* AIM: What follows is a set of records, each of which is to be written out exactly.

* MATERIAL:
——
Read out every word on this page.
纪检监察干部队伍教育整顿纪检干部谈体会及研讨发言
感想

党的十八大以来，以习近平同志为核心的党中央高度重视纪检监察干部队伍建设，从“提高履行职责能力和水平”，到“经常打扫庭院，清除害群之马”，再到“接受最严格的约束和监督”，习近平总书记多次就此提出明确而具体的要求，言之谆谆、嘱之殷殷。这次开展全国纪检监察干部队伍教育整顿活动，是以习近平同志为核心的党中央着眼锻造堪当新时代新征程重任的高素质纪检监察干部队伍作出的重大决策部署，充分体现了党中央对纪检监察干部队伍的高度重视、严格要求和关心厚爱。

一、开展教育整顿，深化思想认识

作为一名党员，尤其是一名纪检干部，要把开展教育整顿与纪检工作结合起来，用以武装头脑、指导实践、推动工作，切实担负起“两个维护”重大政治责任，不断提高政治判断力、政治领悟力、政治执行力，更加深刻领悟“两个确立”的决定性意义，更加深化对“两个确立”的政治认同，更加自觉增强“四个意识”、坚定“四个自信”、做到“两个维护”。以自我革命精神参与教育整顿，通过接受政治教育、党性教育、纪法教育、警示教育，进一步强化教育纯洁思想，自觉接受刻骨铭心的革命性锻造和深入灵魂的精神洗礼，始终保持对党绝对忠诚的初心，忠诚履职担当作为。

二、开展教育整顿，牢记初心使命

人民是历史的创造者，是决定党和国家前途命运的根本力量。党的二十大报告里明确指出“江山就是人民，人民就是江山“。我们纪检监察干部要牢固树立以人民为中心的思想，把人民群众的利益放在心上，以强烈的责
——
* EXERCISE SOLUTION:
Read out every word on this page.
纪检监察干部队伍教育整顿纪检干部谈体会及研讨发言
感想

党的十八大以来，以习近平同志为核心的党中央高度重视纪检监察干部队伍建设，从“提高履行职责能力和水平”，到“经常打扫庭院，清除害群之马”，再到“接受最严格的约束和监督”，习近平总书记多次就此提出明确而具体的要求，言之谆谆、嘱之殷殷。这次开展全国纪检监察干部队伍教育整顿活动，是以习近平同志为核心的党中央着眼锻造堪当新时代新征程重任的高素质纪检监察干部队伍作出的重大决策部署，充分体现了党中央对纪检监察干部队伍的高度重视、严格要求和关心厚爱。

一、开展教育整顿，深化思想认识

作为一名党员，尤其是一名纪检干部，要把开展教育整顿与纪检工作结合起来，用以武装头脑、指导实践、推动工作，切实担负起“两个维护”重大政治责任，不断提高政治判断力、政治领悟力、政治执行力，更加深刻领悟“两个确立”的决定性意义，更加深化对“两个确立”的政治认同，更加自觉增强“四个意识”、坚定“四个自信”、做到“两个维护”。以自我革命精神参与教育整顿，通过接受政治教育、党性教育、纪法教育、警示教育，进一步强化教育纯洁思想，自觉接受刻骨铭心的革命性锻造和深入灵魂的精神洗礼，始终保持对党绝对忠诚的初心，忠诚履职担当作为。

二、开展教育整顿，牢记初心使命

人民是历史的创造者，是决定党和国家前途命运的根本力量。党的二十大报告里明确指出“江山就是人民，人民就是江山“。我们纪检监察干部要牢固树立以人民为中心的思想，把人民群众的利益放在心上，以强烈的责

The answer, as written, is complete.